**Exercise directions**
Pick out every line that holds the string "JSON" and copy it.

-- Begin Records supplied --

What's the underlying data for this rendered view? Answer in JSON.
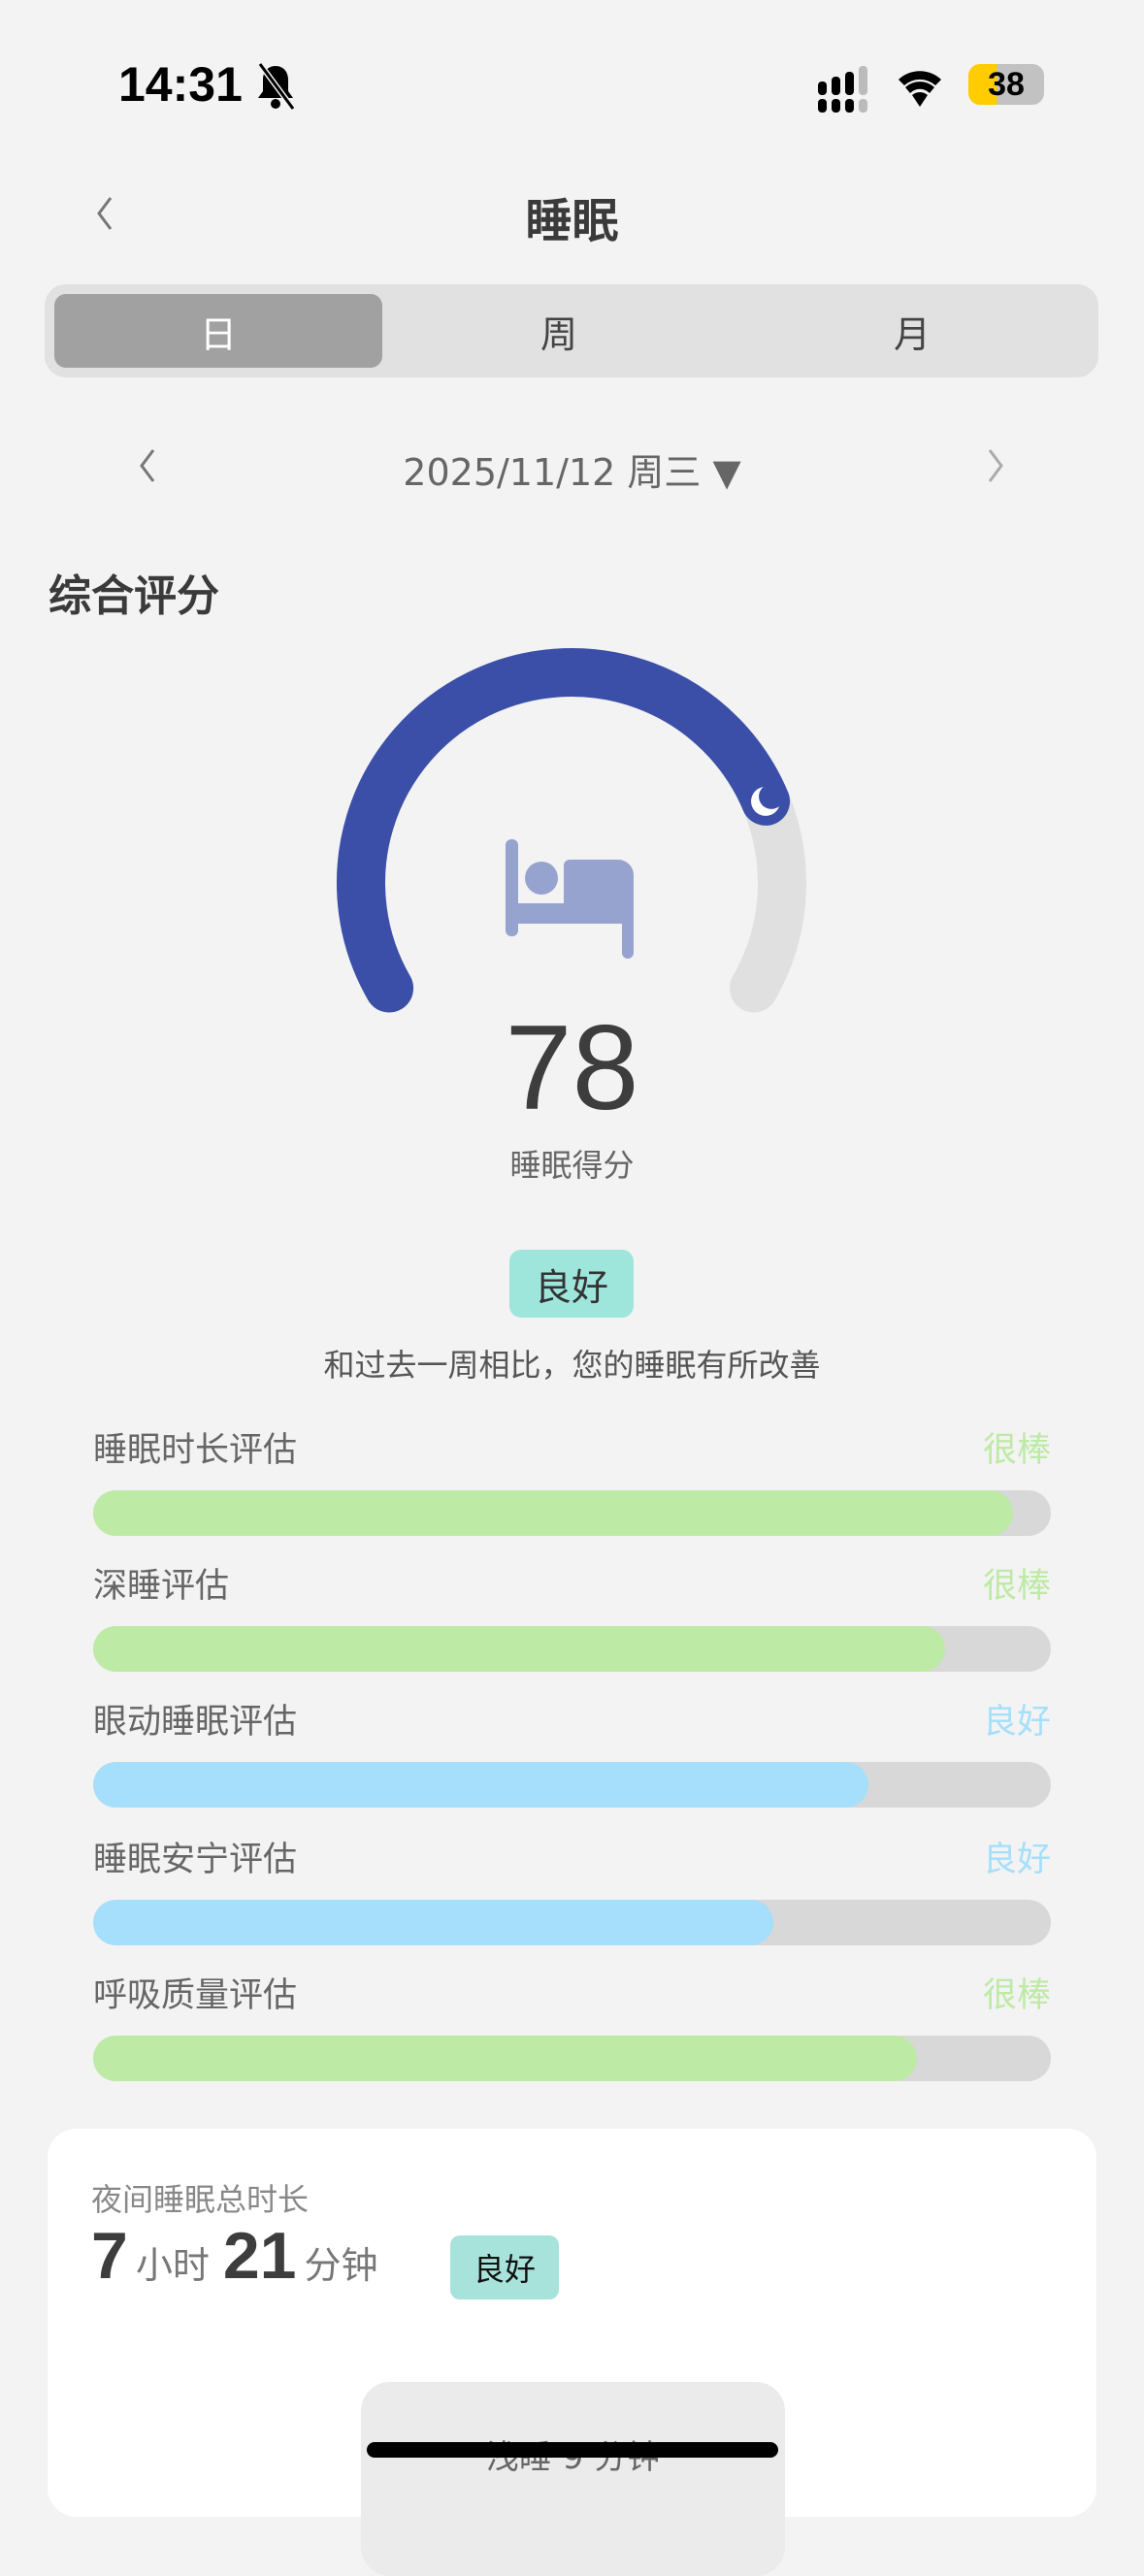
{
  "status_bar": {
    "time": "14:31",
    "battery": "38",
    "icons": [
      "bell-slash-icon",
      "signal-icon",
      "wifi-icon",
      "battery-icon"
    ]
  },
  "header": {
    "title": "睡眠",
    "back_icon": "chevron-left-icon"
  },
  "tabs": [
    {
      "label": "日",
      "active": true
    },
    {
      "label": "周",
      "active": false
    },
    {
      "label": "月",
      "active": false
    }
  ],
  "date_nav": {
    "date": "2025/11/12 周三 ▼"
  },
  "overall": {
    "heading": "综合评分",
    "score": 78,
    "score_max": 100,
    "score_label": "睡眠得分",
    "rating": "良好",
    "comparison": "和过去一周相比，您的睡眠有所改善",
    "colors": {
      "arc": "#3b4fa8",
      "track": "#e0e0e0",
      "bed_icon": "#97a3cf"
    }
  },
  "assessments": [
    {
      "label": "睡眠时长评估",
      "rating": "很棒",
      "level": 0.96,
      "color": "#bdeaa5"
    },
    {
      "label": "深睡评估",
      "rating": "很棒",
      "level": 0.89,
      "color": "#bdeaa5"
    },
    {
      "label": "眼动睡眠评估",
      "rating": "良好",
      "level": 0.81,
      "color": "#a6dffb"
    },
    {
      "label": "睡眠安宁评估",
      "rating": "良好",
      "level": 0.71,
      "color": "#a6dffb"
    },
    {
      "label": "呼吸质量评估",
      "rating": "很棒",
      "level": 0.86,
      "color": "#bdeaa5"
    }
  ],
  "night_card": {
    "title": "夜间睡眠总时长",
    "hours": "7",
    "hours_unit": "小时",
    "minutes": "21",
    "minutes_unit": "分钟",
    "rating": "良好",
    "sub_label": "浅睡 9 分钟"
  }
}
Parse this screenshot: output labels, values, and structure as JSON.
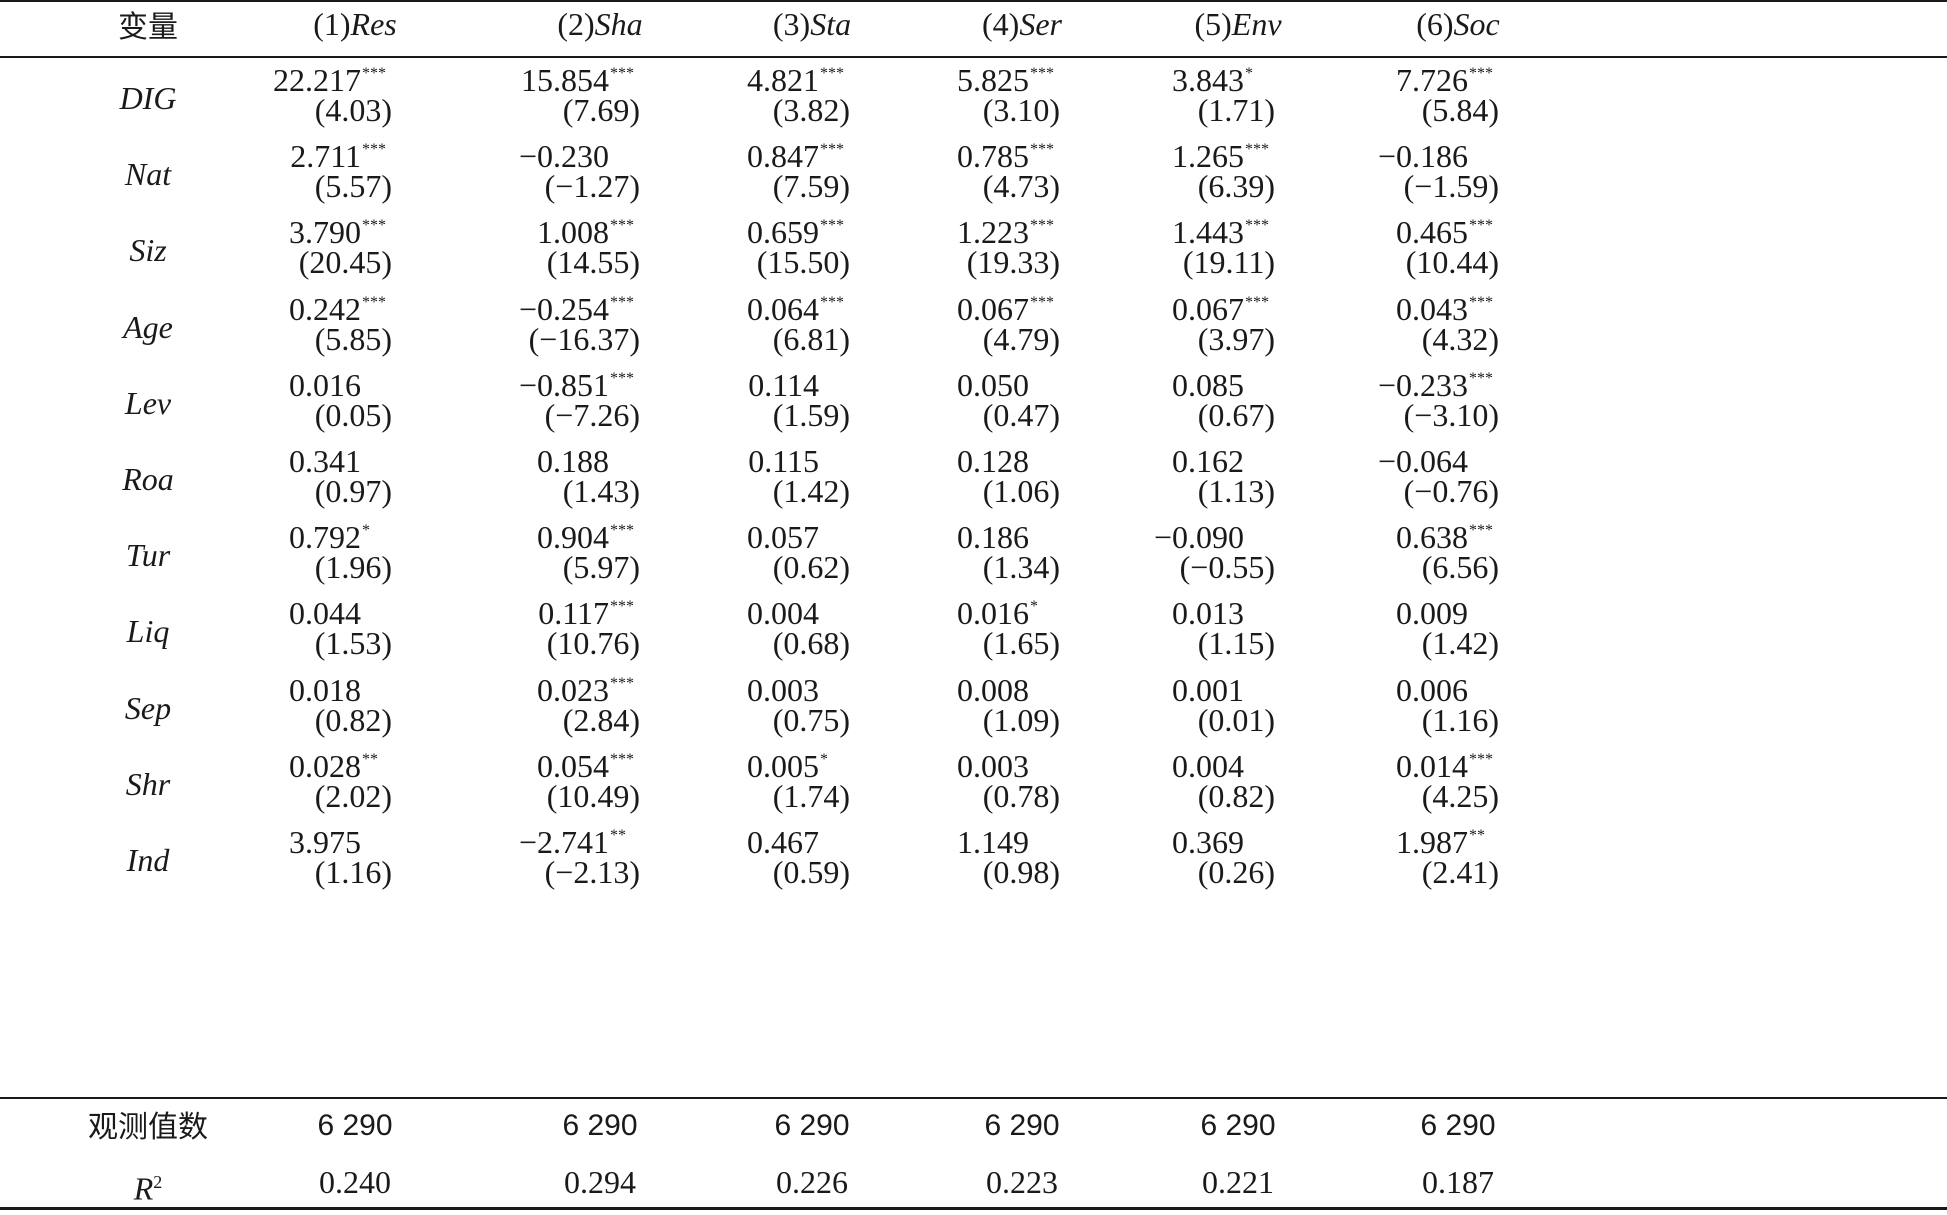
{
  "header": {
    "var_label": "变量",
    "columns": [
      {
        "num": "(1)",
        "name": "Res"
      },
      {
        "num": "(2)",
        "name": "Sha"
      },
      {
        "num": "(3)",
        "name": "Sta"
      },
      {
        "num": "(4)",
        "name": "Ser"
      },
      {
        "num": "(5)",
        "name": "Env"
      },
      {
        "num": "(6)",
        "name": "Soc"
      }
    ]
  },
  "rows": [
    {
      "name": "DIG",
      "cells": [
        {
          "coef": "22.217",
          "stars": "***",
          "se": "(4.03)"
        },
        {
          "coef": "15.854",
          "stars": "***",
          "se": "(7.69)"
        },
        {
          "coef": "4.821",
          "stars": "***",
          "se": "(3.82)"
        },
        {
          "coef": "5.825",
          "stars": "***",
          "se": "(3.10)"
        },
        {
          "coef": "3.843",
          "stars": "*",
          "se": "(1.71)"
        },
        {
          "coef": "7.726",
          "stars": "***",
          "se": "(5.84)"
        }
      ]
    },
    {
      "name": "Nat",
      "cells": [
        {
          "coef": "2.711",
          "stars": "***",
          "se": "(5.57)"
        },
        {
          "coef": "−0.230",
          "stars": "",
          "se": "(−1.27)"
        },
        {
          "coef": "0.847",
          "stars": "***",
          "se": "(7.59)"
        },
        {
          "coef": "0.785",
          "stars": "***",
          "se": "(4.73)"
        },
        {
          "coef": "1.265",
          "stars": "***",
          "se": "(6.39)"
        },
        {
          "coef": "−0.186",
          "stars": "",
          "se": "(−1.59)"
        }
      ]
    },
    {
      "name": "Siz",
      "cells": [
        {
          "coef": "3.790",
          "stars": "***",
          "se": "(20.45)"
        },
        {
          "coef": "1.008",
          "stars": "***",
          "se": "(14.55)"
        },
        {
          "coef": "0.659",
          "stars": "***",
          "se": "(15.50)"
        },
        {
          "coef": "1.223",
          "stars": "***",
          "se": "(19.33)"
        },
        {
          "coef": "1.443",
          "stars": "***",
          "se": "(19.11)"
        },
        {
          "coef": "0.465",
          "stars": "***",
          "se": "(10.44)"
        }
      ]
    },
    {
      "name": "Age",
      "cells": [
        {
          "coef": "0.242",
          "stars": "***",
          "se": "(5.85)"
        },
        {
          "coef": "−0.254",
          "stars": "***",
          "se": "(−16.37)"
        },
        {
          "coef": "0.064",
          "stars": "***",
          "se": "(6.81)"
        },
        {
          "coef": "0.067",
          "stars": "***",
          "se": "(4.79)"
        },
        {
          "coef": "0.067",
          "stars": "***",
          "se": "(3.97)"
        },
        {
          "coef": "0.043",
          "stars": "***",
          "se": "(4.32)"
        }
      ]
    },
    {
      "name": "Lev",
      "cells": [
        {
          "coef": "0.016",
          "stars": "",
          "se": "(0.05)"
        },
        {
          "coef": "−0.851",
          "stars": "***",
          "se": "(−7.26)"
        },
        {
          "coef": "0.114",
          "stars": "",
          "se": "(1.59)"
        },
        {
          "coef": "0.050",
          "stars": "",
          "se": "(0.47)"
        },
        {
          "coef": "0.085",
          "stars": "",
          "se": "(0.67)"
        },
        {
          "coef": "−0.233",
          "stars": "***",
          "se": "(−3.10)"
        }
      ]
    },
    {
      "name": "Roa",
      "cells": [
        {
          "coef": "0.341",
          "stars": "",
          "se": "(0.97)"
        },
        {
          "coef": "0.188",
          "stars": "",
          "se": "(1.43)"
        },
        {
          "coef": "0.115",
          "stars": "",
          "se": "(1.42)"
        },
        {
          "coef": "0.128",
          "stars": "",
          "se": "(1.06)"
        },
        {
          "coef": "0.162",
          "stars": "",
          "se": "(1.13)"
        },
        {
          "coef": "−0.064",
          "stars": "",
          "se": "(−0.76)"
        }
      ]
    },
    {
      "name": "Tur",
      "cells": [
        {
          "coef": "0.792",
          "stars": "*",
          "se": "(1.96)"
        },
        {
          "coef": "0.904",
          "stars": "***",
          "se": "(5.97)"
        },
        {
          "coef": "0.057",
          "stars": "",
          "se": "(0.62)"
        },
        {
          "coef": "0.186",
          "stars": "",
          "se": "(1.34)"
        },
        {
          "coef": "−0.090",
          "stars": "",
          "se": "(−0.55)"
        },
        {
          "coef": "0.638",
          "stars": "***",
          "se": "(6.56)"
        }
      ]
    },
    {
      "name": "Liq",
      "cells": [
        {
          "coef": "0.044",
          "stars": "",
          "se": "(1.53)"
        },
        {
          "coef": "0.117",
          "stars": "***",
          "se": "(10.76)"
        },
        {
          "coef": "0.004",
          "stars": "",
          "se": "(0.68)"
        },
        {
          "coef": "0.016",
          "stars": "*",
          "se": "(1.65)"
        },
        {
          "coef": "0.013",
          "stars": "",
          "se": "(1.15)"
        },
        {
          "coef": "0.009",
          "stars": "",
          "se": "(1.42)"
        }
      ]
    },
    {
      "name": "Sep",
      "cells": [
        {
          "coef": "0.018",
          "stars": "",
          "se": "(0.82)"
        },
        {
          "coef": "0.023",
          "stars": "***",
          "se": "(2.84)"
        },
        {
          "coef": "0.003",
          "stars": "",
          "se": "(0.75)"
        },
        {
          "coef": "0.008",
          "stars": "",
          "se": "(1.09)"
        },
        {
          "coef": "0.001",
          "stars": "",
          "se": "(0.01)"
        },
        {
          "coef": "0.006",
          "stars": "",
          "se": "(1.16)"
        }
      ]
    },
    {
      "name": "Shr",
      "cells": [
        {
          "coef": "0.028",
          "stars": "**",
          "se": "(2.02)"
        },
        {
          "coef": "0.054",
          "stars": "***",
          "se": "(10.49)"
        },
        {
          "coef": "0.005",
          "stars": "*",
          "se": "(1.74)"
        },
        {
          "coef": "0.003",
          "stars": "",
          "se": "(0.78)"
        },
        {
          "coef": "0.004",
          "stars": "",
          "se": "(0.82)"
        },
        {
          "coef": "0.014",
          "stars": "***",
          "se": "(4.25)"
        }
      ]
    },
    {
      "name": "Ind",
      "cells": [
        {
          "coef": "3.975",
          "stars": "",
          "se": "(1.16)"
        },
        {
          "coef": "−2.741",
          "stars": "**",
          "se": "(−2.13)"
        },
        {
          "coef": "0.467",
          "stars": "",
          "se": "(0.59)"
        },
        {
          "coef": "1.149",
          "stars": "",
          "se": "(0.98)"
        },
        {
          "coef": "0.369",
          "stars": "",
          "se": "(0.26)"
        },
        {
          "coef": "1.987",
          "stars": "**",
          "se": "(2.41)"
        }
      ]
    }
  ],
  "footer": {
    "obs_label": "观测值数",
    "obs": [
      "6 290",
      "6 290",
      "6 290",
      "6 290",
      "6 290",
      "6 290"
    ],
    "r2_label": "R",
    "r2_sup": "2",
    "r2": [
      "0.240",
      "0.294",
      "0.226",
      "0.223",
      "0.221",
      "0.187"
    ]
  }
}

-- End Records supplied --

**Response to this exercise**
What's the underlying data for this rendered view? Answer in JSON.
Parse this screenshot: output labels, values, and structure as JSON.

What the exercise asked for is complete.